### Goal
Which lines hold the word "placeholder"? Copy each of them.

### Data excerpts
——————
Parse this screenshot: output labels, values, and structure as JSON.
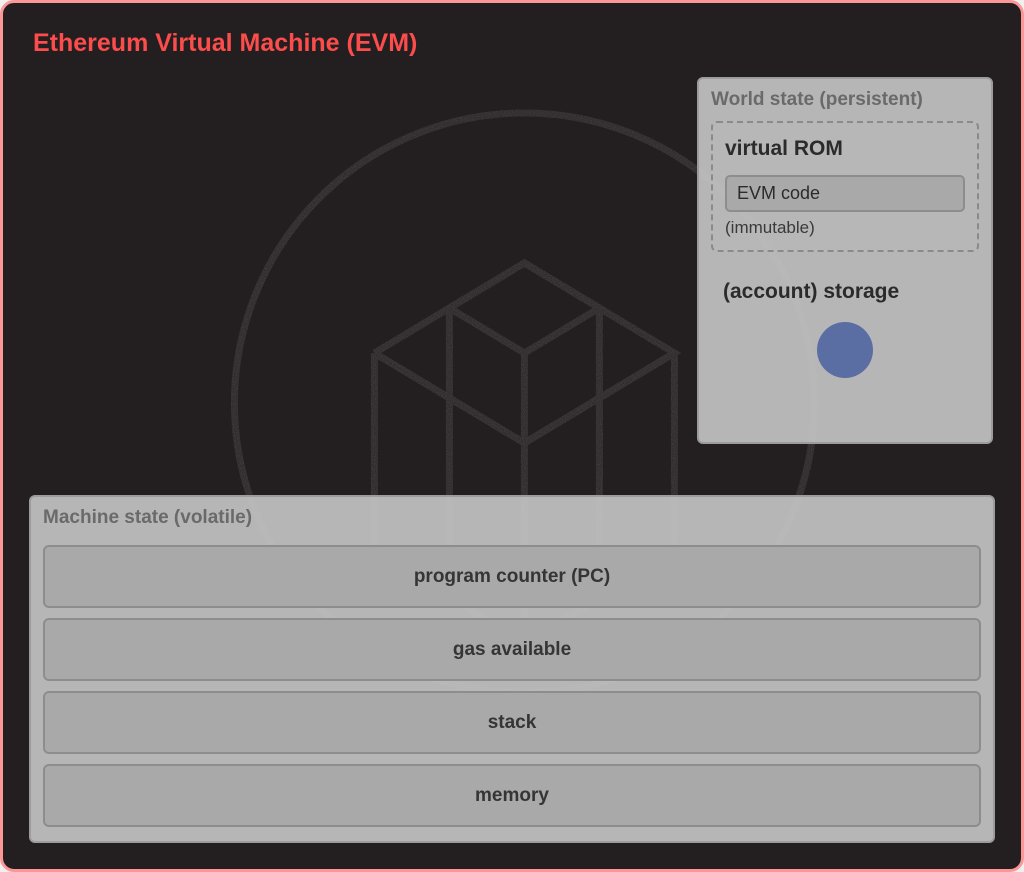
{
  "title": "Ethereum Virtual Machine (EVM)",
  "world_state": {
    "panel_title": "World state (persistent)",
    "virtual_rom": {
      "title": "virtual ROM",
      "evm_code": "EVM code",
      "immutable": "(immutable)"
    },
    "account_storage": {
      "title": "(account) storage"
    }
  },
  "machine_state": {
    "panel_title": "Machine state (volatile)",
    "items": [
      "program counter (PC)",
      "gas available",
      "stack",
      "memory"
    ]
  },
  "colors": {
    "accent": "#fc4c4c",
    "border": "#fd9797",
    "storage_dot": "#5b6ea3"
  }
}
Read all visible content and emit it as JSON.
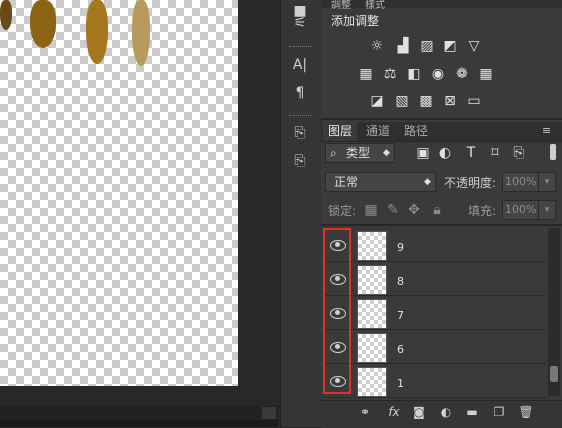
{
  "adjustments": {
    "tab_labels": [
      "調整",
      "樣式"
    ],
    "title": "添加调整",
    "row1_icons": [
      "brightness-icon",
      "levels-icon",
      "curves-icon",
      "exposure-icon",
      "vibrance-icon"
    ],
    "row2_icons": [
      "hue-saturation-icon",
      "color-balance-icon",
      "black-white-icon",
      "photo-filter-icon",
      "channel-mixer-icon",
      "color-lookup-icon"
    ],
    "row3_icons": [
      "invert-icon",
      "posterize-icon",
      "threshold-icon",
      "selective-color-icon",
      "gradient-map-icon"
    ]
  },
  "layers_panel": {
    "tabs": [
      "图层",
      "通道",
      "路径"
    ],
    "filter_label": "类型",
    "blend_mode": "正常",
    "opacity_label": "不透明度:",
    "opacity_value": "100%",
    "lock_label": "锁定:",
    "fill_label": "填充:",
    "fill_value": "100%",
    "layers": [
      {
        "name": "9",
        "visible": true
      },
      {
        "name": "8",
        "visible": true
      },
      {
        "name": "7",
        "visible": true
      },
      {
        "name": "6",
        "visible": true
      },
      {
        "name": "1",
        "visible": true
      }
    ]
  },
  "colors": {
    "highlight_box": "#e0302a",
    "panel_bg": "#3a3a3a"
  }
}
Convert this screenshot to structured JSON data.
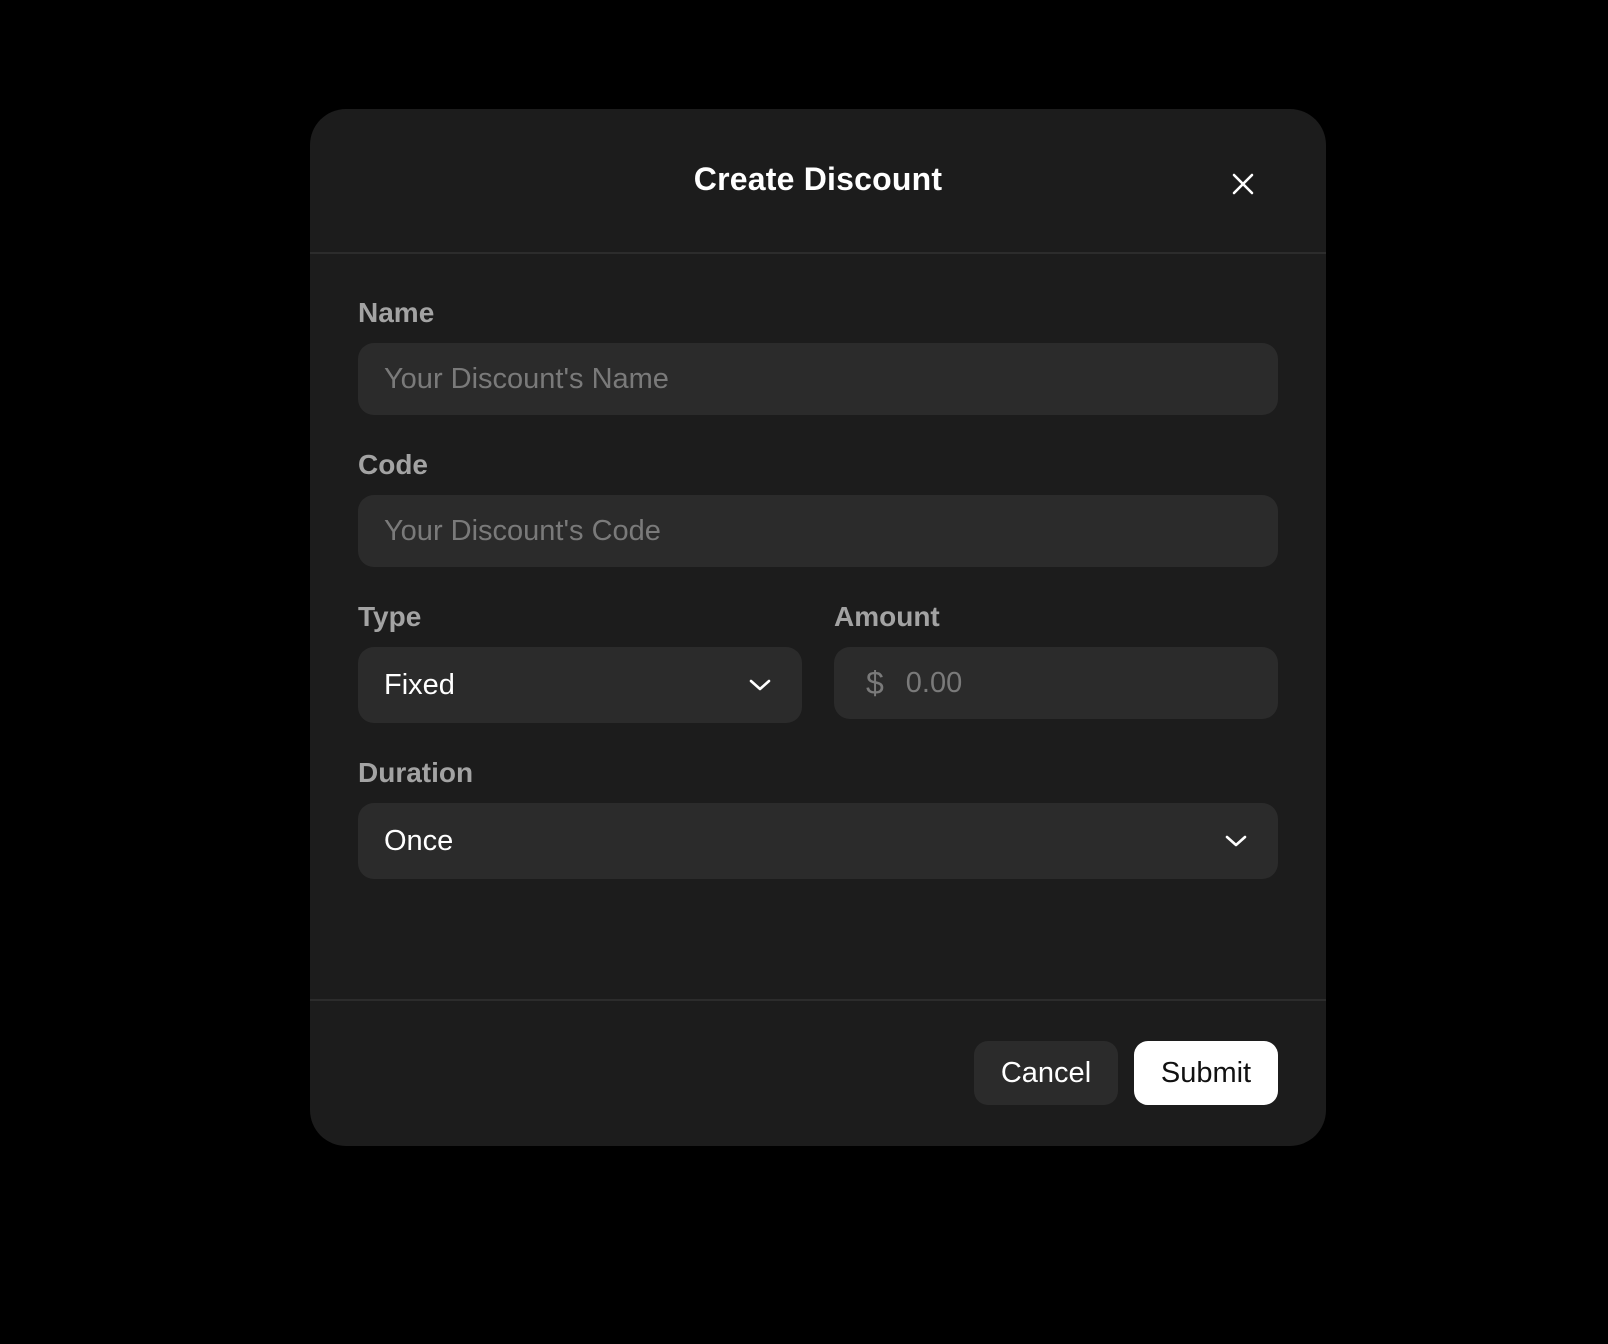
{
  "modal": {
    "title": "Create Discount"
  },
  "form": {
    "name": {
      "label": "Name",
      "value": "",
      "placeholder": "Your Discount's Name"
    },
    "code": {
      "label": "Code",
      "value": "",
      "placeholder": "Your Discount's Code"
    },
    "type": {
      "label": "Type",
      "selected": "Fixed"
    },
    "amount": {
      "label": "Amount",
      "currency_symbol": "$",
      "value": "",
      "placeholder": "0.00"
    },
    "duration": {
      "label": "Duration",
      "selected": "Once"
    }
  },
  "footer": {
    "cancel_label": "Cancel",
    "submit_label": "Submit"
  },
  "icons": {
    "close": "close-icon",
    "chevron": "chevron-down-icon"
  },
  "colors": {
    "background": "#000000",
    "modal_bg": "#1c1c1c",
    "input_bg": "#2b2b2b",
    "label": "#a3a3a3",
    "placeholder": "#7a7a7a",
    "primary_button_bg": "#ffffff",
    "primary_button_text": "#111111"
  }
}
——————
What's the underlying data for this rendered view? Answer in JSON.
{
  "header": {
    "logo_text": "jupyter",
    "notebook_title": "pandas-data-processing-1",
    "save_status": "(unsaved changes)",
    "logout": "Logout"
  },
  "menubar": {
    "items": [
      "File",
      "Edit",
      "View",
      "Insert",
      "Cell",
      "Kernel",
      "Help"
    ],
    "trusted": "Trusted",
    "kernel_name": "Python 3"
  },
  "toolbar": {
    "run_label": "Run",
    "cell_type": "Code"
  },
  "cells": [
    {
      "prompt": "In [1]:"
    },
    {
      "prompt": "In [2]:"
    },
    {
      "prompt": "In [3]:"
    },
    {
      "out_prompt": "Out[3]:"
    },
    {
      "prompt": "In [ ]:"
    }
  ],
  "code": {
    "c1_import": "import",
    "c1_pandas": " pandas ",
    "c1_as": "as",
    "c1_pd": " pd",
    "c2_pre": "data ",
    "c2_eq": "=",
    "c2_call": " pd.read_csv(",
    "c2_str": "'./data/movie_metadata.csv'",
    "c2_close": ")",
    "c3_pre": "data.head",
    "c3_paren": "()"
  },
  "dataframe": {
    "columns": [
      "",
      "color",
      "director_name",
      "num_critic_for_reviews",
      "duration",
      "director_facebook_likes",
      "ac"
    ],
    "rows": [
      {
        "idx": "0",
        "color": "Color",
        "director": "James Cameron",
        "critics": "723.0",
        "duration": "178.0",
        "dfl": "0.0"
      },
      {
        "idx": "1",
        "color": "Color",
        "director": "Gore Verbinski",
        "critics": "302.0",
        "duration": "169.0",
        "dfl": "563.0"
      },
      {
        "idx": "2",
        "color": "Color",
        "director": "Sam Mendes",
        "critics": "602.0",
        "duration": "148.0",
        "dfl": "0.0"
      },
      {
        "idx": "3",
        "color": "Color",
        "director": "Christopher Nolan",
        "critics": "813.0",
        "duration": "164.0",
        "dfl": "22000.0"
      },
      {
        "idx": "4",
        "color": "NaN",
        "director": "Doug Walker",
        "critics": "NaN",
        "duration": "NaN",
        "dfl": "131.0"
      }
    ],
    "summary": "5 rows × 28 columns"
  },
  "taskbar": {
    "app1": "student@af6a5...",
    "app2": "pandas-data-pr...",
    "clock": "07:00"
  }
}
——————
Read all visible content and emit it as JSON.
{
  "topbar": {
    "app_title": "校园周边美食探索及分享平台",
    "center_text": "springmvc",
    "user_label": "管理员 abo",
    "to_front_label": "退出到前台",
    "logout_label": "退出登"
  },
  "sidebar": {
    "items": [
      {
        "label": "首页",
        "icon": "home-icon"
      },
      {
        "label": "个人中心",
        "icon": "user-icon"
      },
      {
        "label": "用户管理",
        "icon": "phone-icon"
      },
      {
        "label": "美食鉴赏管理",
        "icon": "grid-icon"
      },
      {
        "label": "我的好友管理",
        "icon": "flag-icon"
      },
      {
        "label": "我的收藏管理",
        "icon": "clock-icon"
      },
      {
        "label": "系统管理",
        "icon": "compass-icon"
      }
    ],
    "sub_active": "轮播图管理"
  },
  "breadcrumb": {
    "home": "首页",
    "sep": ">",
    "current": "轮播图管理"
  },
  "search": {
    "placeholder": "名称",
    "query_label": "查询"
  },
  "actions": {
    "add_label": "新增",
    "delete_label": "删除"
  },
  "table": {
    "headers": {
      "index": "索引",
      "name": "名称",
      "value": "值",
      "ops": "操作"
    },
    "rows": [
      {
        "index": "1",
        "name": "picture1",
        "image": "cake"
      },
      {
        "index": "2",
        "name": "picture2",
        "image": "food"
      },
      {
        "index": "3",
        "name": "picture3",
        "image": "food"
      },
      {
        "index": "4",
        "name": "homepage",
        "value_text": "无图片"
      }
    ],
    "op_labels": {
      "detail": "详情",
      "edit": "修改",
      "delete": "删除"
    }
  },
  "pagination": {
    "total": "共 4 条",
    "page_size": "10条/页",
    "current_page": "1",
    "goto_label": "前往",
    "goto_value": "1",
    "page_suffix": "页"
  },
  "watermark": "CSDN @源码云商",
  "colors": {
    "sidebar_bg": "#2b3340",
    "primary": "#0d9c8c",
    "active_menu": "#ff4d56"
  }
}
——————
### Right answer
      "placeholder": "Your Discount's Name"
      "placeholder": "Your Discount's Code"
      "placeholder": "0.00"
    "placeholder": "#7a7a7a",
    "placeholder": "名称",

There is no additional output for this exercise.